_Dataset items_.

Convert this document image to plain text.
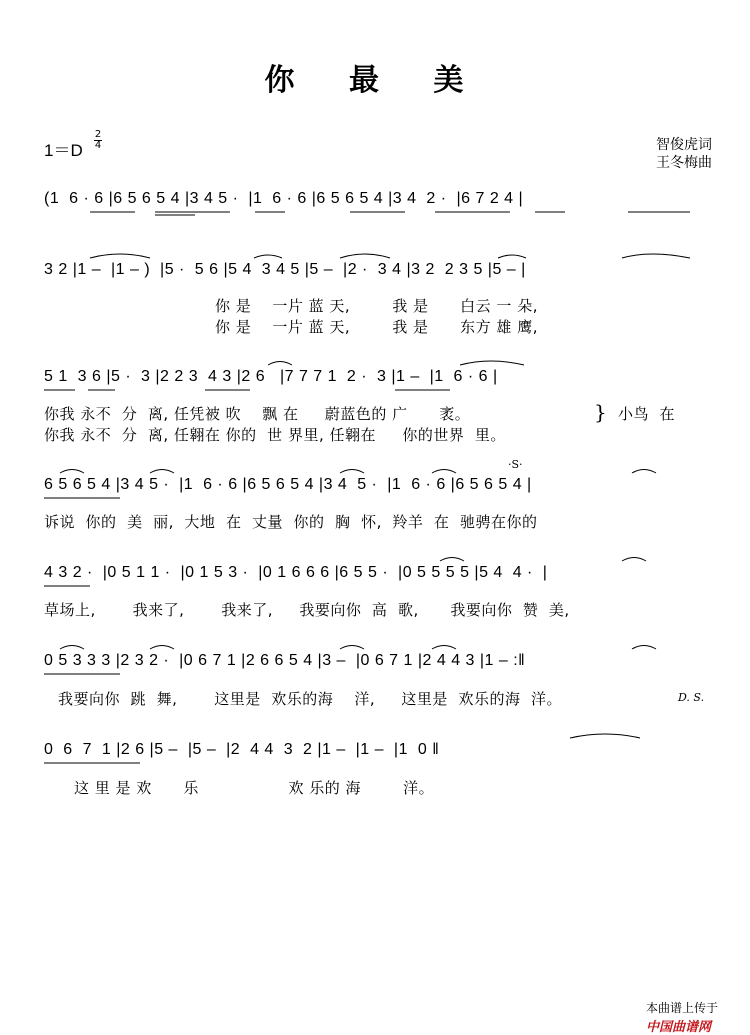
你 最 美
1＝D
2
4	智俊虎词
王冬梅曲
(1  6 · 6 |6 5 6 5 4 |3 4 5 ·  |1  6 · 6 |6 5 6 5 4 |3 4  2 ·  |6 7 2 4 |
3 2 |1 –  |1 – )  |5 ·  5 6 |5 4  3 4 5 |5 –  |2 ·  3 4 |3 2  2 3 5 |5 – |
你 是    一片 蓝 天,        我 是      白云 一 朵,
你 是    一片 蓝 天,        我 是      东方 雄 鹰,
5 1  3 6 |5 ·  3 |2 2 3  4 3 |2 6   |7 7 7 1  2 ·  3 |1 –  |1  6 · 6 |
你我 永不  分  离, 任凭被 吹    飘 在     蔚蓝色的 广      袤。
你我 永不  分  离, 任翱在 你的  世 界里, 任翱在     你的世界  里。
} 小鸟  在
·S·
6 5 6 5 4 |3 4 5 ·  |1  6 · 6 |6 5 6 5 4 |3 4  5 ·  |1  6 · 6 |6 5 6 5 4 |
诉说  你的  美  丽,  大地  在  丈量  你的  胸  怀,  羚羊  在  驰骋在你的
4 3 2 ·  |0 5 1 1 ·  |0 1 5 3 ·  |0 1 6 6 6 |6 5 5 ·  |0 5 5 5 5 |5 4  4 ·  |
草场上,       我来了,       我来了,     我要向你  高  歌,      我要向你  赞  美,
0 5 3 3 3 |2 3 2 ·  |0 6 7 1 |2 6 6 5 4 |3 –  |0 6 7 1 |2 4 4 3 |1 – :‖
我要向你  跳  舞,       这里是  欢乐的海    洋,     这里是  欢乐的海  洋。	D. S.
0  6  7  1 |2 6 |5 –  |5 –  |2  4 4  3  2 |1 –  |1 –  |1  0 ‖
这 里 是 欢      乐                 欢 乐的 海        洋。

本曲谱上传于
中国曲谱网
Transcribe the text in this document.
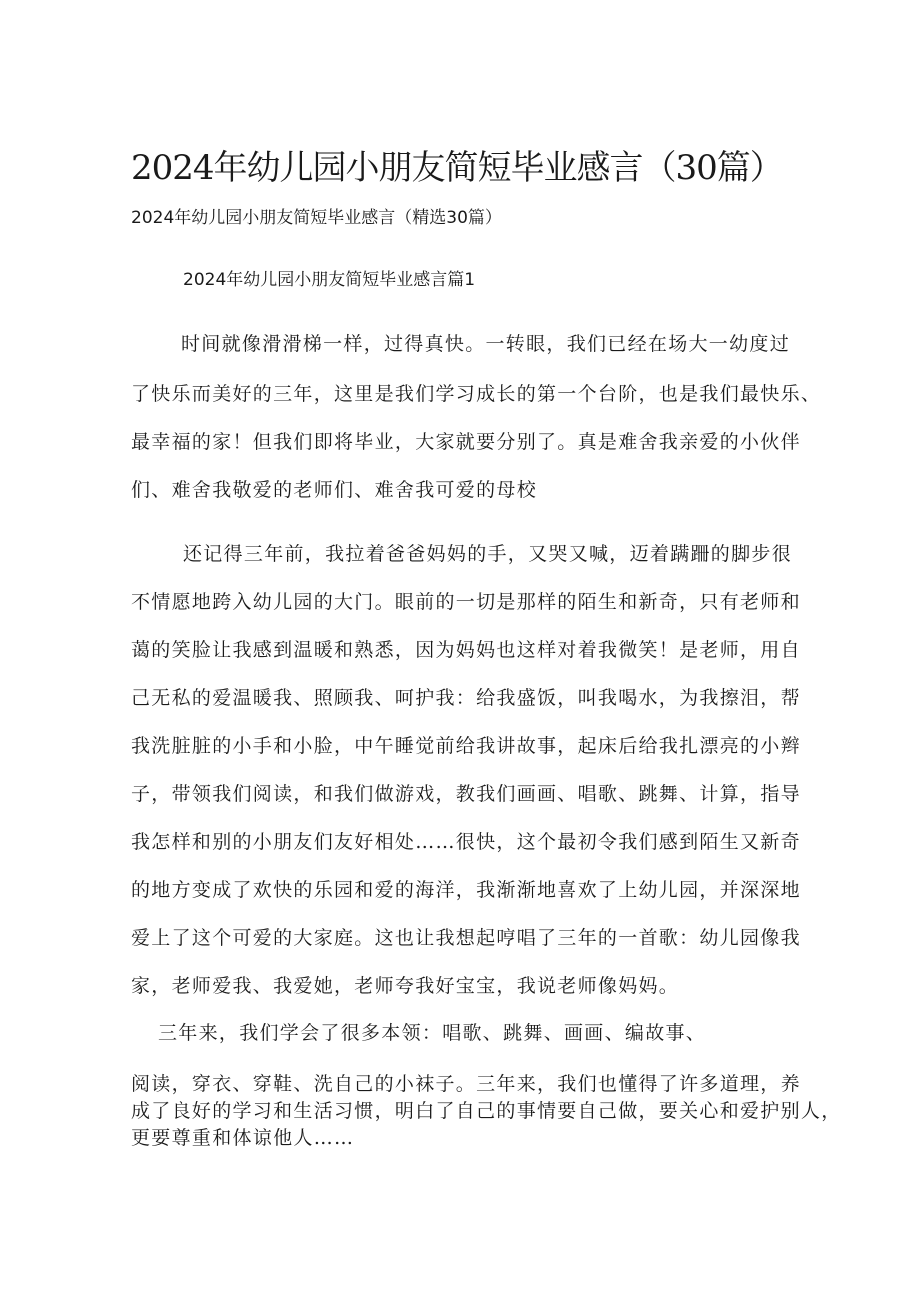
2024年幼儿园小朋友简短毕业感言（30篇）
2024年幼儿园小朋友简短毕业感言（精选30篇）
2024年幼儿园小朋友简短毕业感言篇1
时间就像滑滑梯一样，过得真快。一转眼，我们已经在场大一幼度过
了快乐而美好的三年，这里是我们学习成长的第一个台阶，也是我们最快乐、
最幸福的家！但我们即将毕业，大家就要分别了。真是难舍我亲爱的小伙伴
们、难舍我敬爱的老师们、难舍我可爱的母校
还记得三年前，我拉着爸爸妈妈的手，又哭又喊，迈着蹒跚的脚步很
不情愿地跨入幼儿园的大门。眼前的一切是那样的陌生和新奇，只有老师和
蔼的笑脸让我感到温暖和熟悉，因为妈妈也这样对着我微笑！是老师，用自
己无私的爱温暖我、照顾我、呵护我：给我盛饭，叫我喝水，为我擦泪，帮
我洗脏脏的小手和小脸，中午睡觉前给我讲故事，起床后给我扎漂亮的小辫
子，带领我们阅读，和我们做游戏，教我们画画、唱歌、跳舞、计算，指导
我怎样和别的小朋友们友好相处……很快，这个最初令我们感到陌生又新奇
的地方变成了欢快的乐园和爱的海洋，我渐渐地喜欢了上幼儿园，并深深地
爱上了这个可爱的大家庭。这也让我想起哼唱了三年的一首歌：幼儿园像我
家，老师爱我、我爱她，老师夸我好宝宝，我说老师像妈妈。
三年来，我们学会了很多本领：唱歌、跳舞、画画、编故事、
阅读，穿衣、穿鞋、洗自己的小袜子。三年来，我们也懂得了许多道理，养
成了良好的学习和生活习惯，明白了自己的事情要自己做，要关心和爱护别人，
更要尊重和体谅他人……
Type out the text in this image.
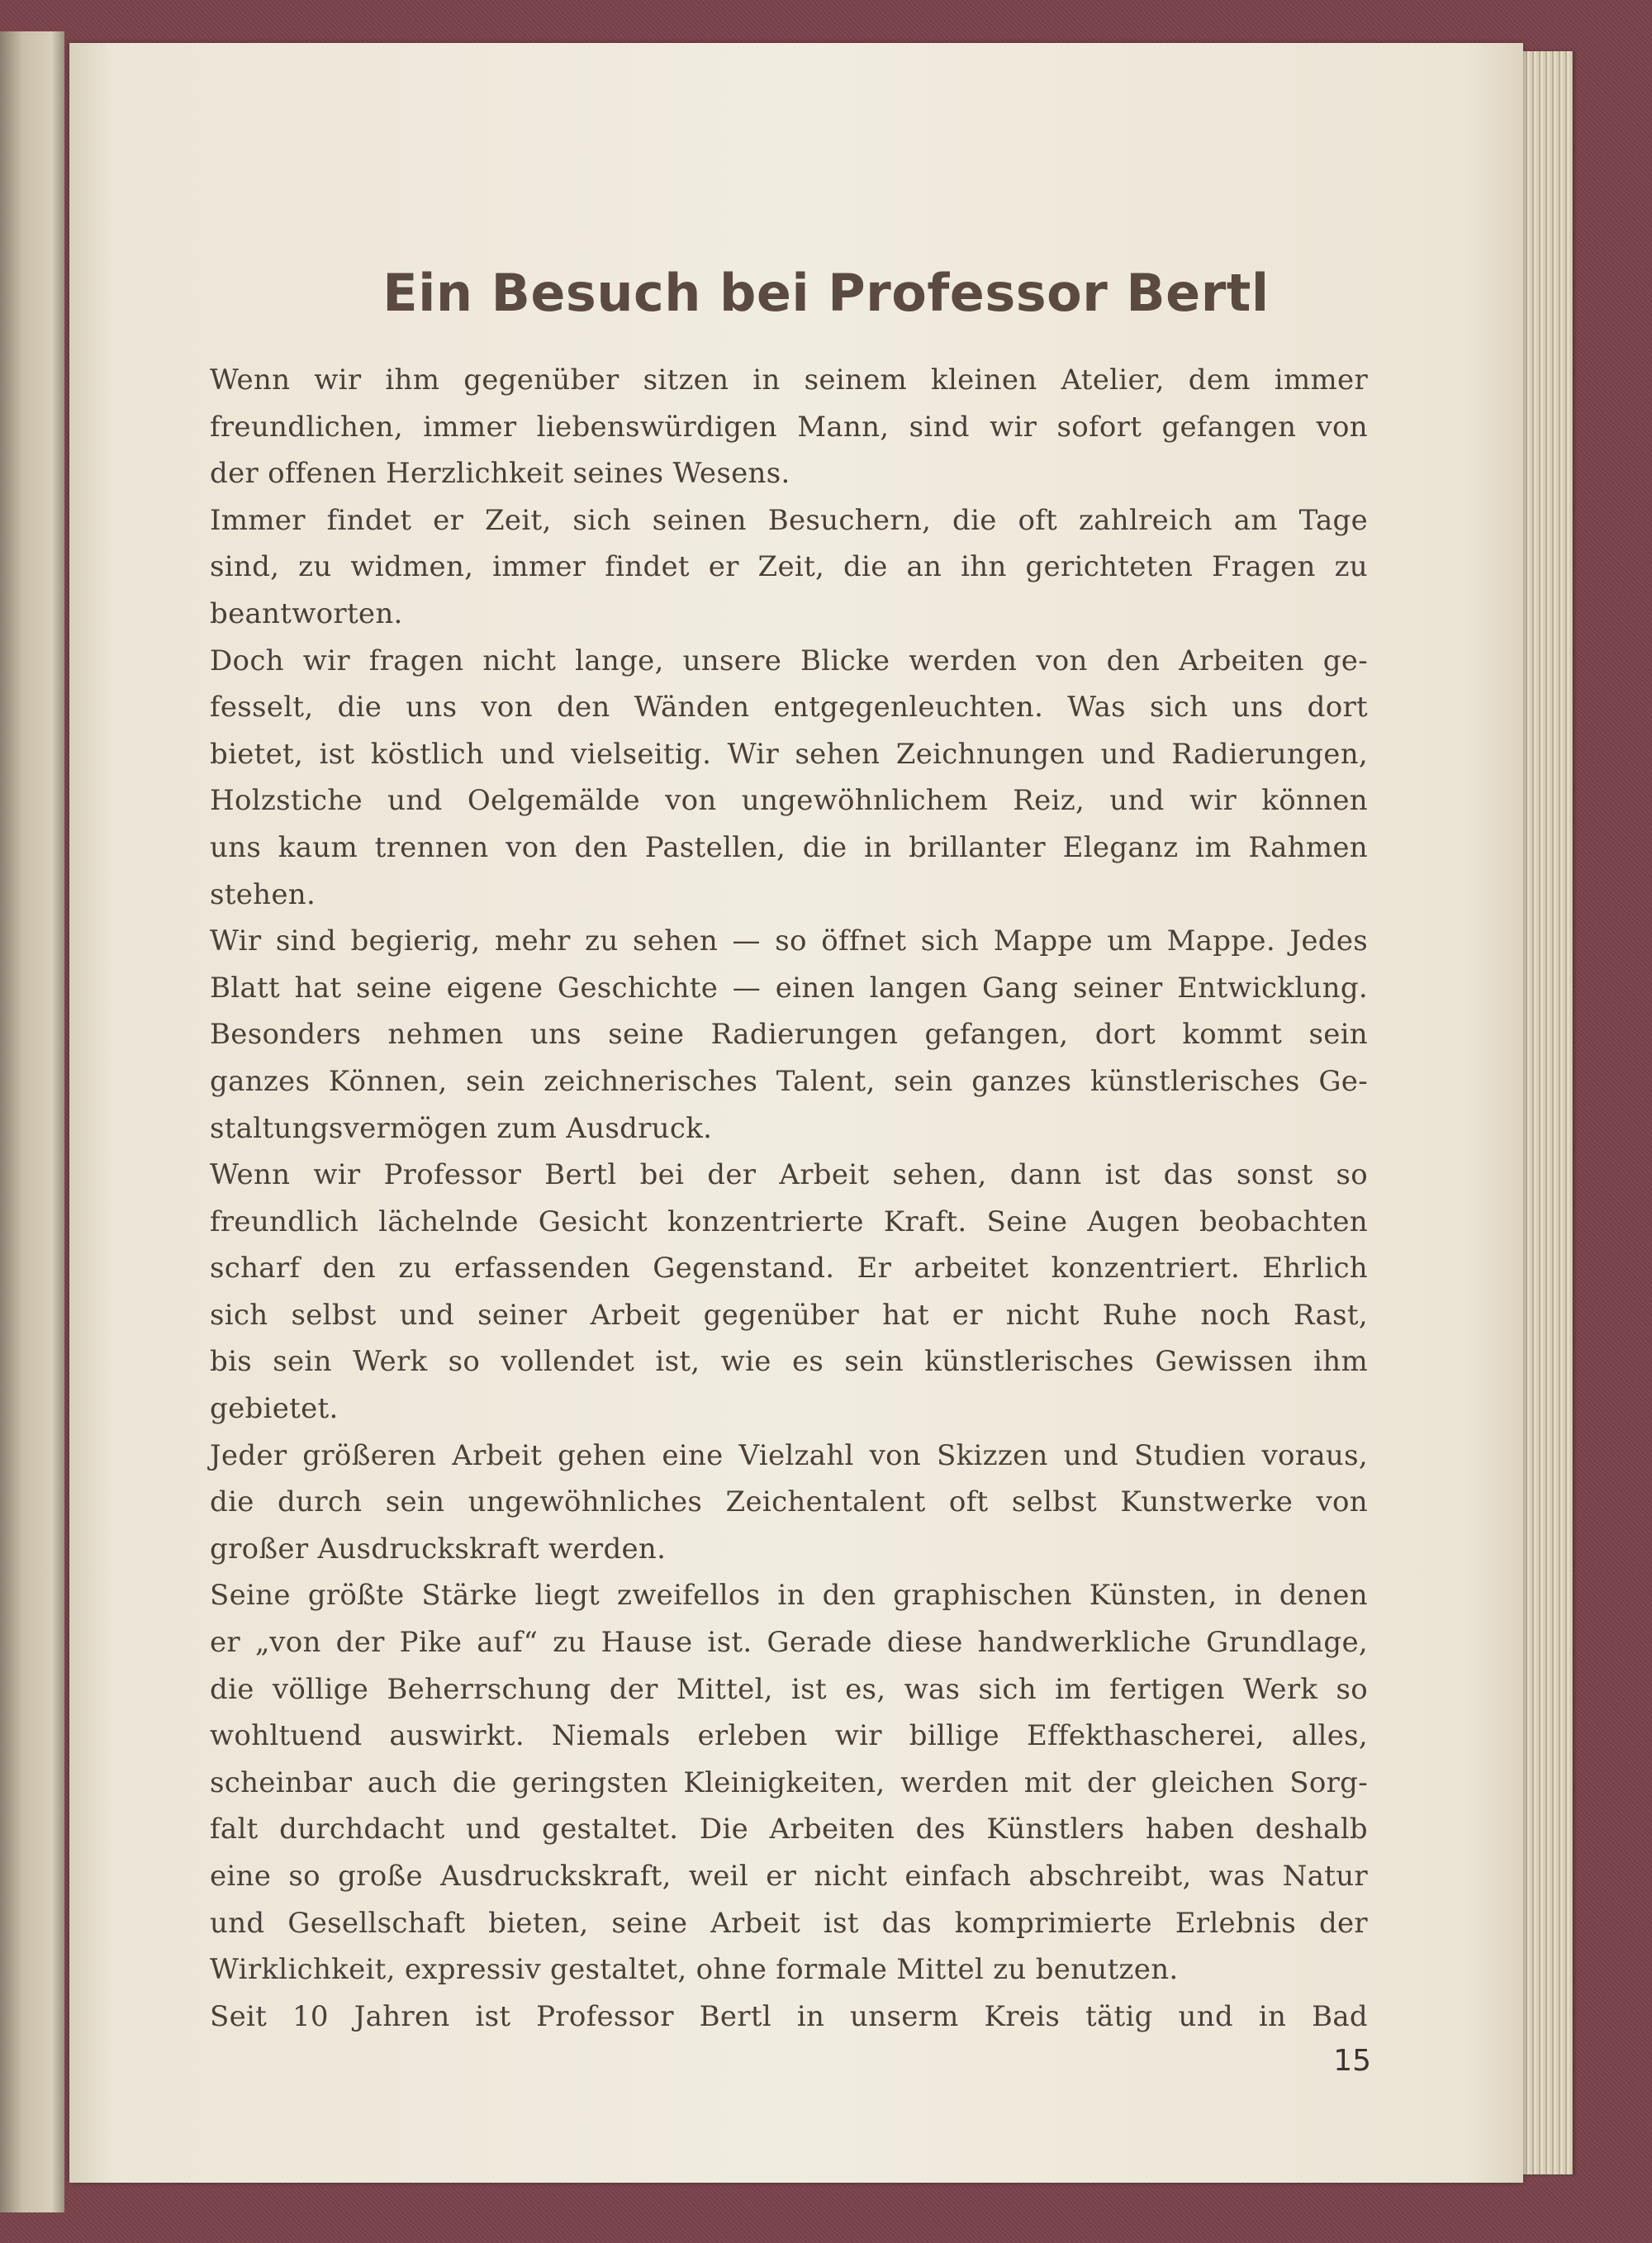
Ein Besuch bei Professor Bertl
Wenn wir ihm gegenüber sitzen in seinem kleinen Atelier, dem immer
freundlichen, immer liebenswürdigen Mann, sind wir sofort gefangen von
der offenen Herzlichkeit seines Wesens.
Immer findet er Zeit, sich seinen Besuchern, die oft zahlreich am Tage
sind, zu widmen, immer findet er Zeit, die an ihn gerichteten Fragen zu
beantworten.
Doch wir fragen nicht lange, unsere Blicke werden von den Arbeiten ge-
fesselt, die uns von den Wänden entgegenleuchten. Was sich uns dort
bietet, ist köstlich und vielseitig. Wir sehen Zeichnungen und Radierungen,
Holzstiche und Oelgemälde von ungewöhnlichem Reiz, und wir können
uns kaum trennen von den Pastellen, die in brillanter Eleganz im Rahmen
stehen.
Wir sind begierig, mehr zu sehen — so öffnet sich Mappe um Mappe. Jedes
Blatt hat seine eigene Geschichte — einen langen Gang seiner Entwicklung.
Besonders nehmen uns seine Radierungen gefangen, dort kommt sein
ganzes Können, sein zeichnerisches Talent, sein ganzes künstlerisches Ge-
staltungsvermögen zum Ausdruck.
Wenn wir Professor Bertl bei der Arbeit sehen, dann ist das sonst so
freundlich lächelnde Gesicht konzentrierte Kraft. Seine Augen beobachten
scharf den zu erfassenden Gegenstand. Er arbeitet konzentriert. Ehrlich
sich selbst und seiner Arbeit gegenüber hat er nicht Ruhe noch Rast,
bis sein Werk so vollendet ist, wie es sein künstlerisches Gewissen ihm
gebietet.
Jeder größeren Arbeit gehen eine Vielzahl von Skizzen und Studien voraus,
die durch sein ungewöhnliches Zeichentalent oft selbst Kunstwerke von
großer Ausdruckskraft werden.
Seine größte Stärke liegt zweifellos in den graphischen Künsten, in denen
er „von der Pike auf“ zu Hause ist. Gerade diese handwerkliche Grundlage,
die völlige Beherrschung der Mittel, ist es, was sich im fertigen Werk so
wohltuend auswirkt. Niemals erleben wir billige Effekthascherei, alles,
scheinbar auch die geringsten Kleinigkeiten, werden mit der gleichen Sorg-
falt durchdacht und gestaltet. Die Arbeiten des Künstlers haben deshalb
eine so große Ausdruckskraft, weil er nicht einfach abschreibt, was Natur
und Gesellschaft bieten, seine Arbeit ist das komprimierte Erlebnis der
Wirklichkeit, expressiv gestaltet, ohne formale Mittel zu benutzen.
Seit 10 Jahren ist Professor Bertl in unserm Kreis tätig und in Bad
15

_WHAT TO WORK ON_. In the entries above, find every line with the word "this" and list it.

_FINAL RESULT_.
Convert this document image to plain text.
Transcribe the text in this document.
Type out the text in this image.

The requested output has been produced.